Where does the string "confidence" appear in the records? Copy every line that contains it.

· · ·

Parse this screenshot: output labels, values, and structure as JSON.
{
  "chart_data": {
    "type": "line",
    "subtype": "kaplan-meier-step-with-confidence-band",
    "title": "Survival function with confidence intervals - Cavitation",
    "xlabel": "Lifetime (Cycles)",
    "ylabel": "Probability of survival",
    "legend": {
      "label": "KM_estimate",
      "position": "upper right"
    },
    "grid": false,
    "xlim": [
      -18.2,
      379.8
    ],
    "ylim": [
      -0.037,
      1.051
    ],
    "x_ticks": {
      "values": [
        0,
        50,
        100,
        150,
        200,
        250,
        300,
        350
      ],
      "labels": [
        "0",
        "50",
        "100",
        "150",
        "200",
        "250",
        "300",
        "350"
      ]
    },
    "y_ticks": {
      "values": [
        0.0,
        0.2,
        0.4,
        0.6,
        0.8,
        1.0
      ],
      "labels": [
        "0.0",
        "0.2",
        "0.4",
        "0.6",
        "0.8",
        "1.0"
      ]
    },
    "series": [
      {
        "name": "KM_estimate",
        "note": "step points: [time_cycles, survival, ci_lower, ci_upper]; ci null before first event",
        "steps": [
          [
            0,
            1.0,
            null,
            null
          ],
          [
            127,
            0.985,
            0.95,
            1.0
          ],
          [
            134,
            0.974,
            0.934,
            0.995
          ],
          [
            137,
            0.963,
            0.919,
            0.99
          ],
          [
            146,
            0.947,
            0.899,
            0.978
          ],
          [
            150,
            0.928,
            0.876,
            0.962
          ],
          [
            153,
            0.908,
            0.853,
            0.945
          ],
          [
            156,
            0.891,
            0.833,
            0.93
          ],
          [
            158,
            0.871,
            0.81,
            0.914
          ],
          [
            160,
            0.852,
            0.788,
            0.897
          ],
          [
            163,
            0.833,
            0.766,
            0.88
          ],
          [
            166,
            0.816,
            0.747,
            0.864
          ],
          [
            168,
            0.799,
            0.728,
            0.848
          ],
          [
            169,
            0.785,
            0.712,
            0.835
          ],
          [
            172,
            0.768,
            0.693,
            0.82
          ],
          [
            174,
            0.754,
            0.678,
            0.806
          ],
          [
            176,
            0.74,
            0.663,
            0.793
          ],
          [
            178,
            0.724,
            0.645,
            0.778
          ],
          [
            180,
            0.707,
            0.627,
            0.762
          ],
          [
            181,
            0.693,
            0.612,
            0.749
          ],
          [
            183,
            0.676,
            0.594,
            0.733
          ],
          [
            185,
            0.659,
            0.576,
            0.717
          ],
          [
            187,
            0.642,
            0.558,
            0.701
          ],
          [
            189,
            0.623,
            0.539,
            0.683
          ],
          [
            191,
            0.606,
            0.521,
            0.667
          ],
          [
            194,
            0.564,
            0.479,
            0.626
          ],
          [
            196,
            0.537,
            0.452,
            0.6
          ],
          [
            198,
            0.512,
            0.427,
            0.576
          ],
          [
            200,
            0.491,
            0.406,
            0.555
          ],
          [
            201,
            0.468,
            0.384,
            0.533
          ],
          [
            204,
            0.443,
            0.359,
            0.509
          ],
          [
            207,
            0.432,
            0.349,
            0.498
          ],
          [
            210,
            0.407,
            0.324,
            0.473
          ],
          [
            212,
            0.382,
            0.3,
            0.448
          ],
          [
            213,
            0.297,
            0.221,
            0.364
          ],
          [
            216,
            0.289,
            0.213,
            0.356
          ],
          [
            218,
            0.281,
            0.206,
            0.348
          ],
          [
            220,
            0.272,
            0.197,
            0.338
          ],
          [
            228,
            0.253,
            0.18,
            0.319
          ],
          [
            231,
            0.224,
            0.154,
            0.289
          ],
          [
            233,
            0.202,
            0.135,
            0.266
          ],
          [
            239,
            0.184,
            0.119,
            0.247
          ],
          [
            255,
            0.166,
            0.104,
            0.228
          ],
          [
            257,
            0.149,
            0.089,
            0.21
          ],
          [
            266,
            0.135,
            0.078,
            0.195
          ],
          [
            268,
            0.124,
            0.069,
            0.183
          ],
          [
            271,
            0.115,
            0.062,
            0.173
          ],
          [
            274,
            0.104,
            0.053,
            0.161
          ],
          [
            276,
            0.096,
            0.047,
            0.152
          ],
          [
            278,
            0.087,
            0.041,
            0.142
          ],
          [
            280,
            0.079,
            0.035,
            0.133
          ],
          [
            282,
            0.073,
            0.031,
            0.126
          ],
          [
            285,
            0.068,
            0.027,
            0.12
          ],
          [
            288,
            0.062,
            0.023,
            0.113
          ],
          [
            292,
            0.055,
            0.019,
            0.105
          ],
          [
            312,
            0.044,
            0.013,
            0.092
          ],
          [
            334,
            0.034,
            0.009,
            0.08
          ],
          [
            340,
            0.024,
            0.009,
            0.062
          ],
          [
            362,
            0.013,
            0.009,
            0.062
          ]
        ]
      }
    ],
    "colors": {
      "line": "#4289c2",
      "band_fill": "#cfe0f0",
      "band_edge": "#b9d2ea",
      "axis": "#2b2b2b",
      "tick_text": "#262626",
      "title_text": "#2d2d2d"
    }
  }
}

· · ·

■ **Correct output**:
    "subtype": "kaplan-meier-step-with-confidence-band",
    "title": "Survival function with confidence intervals - Cavitation",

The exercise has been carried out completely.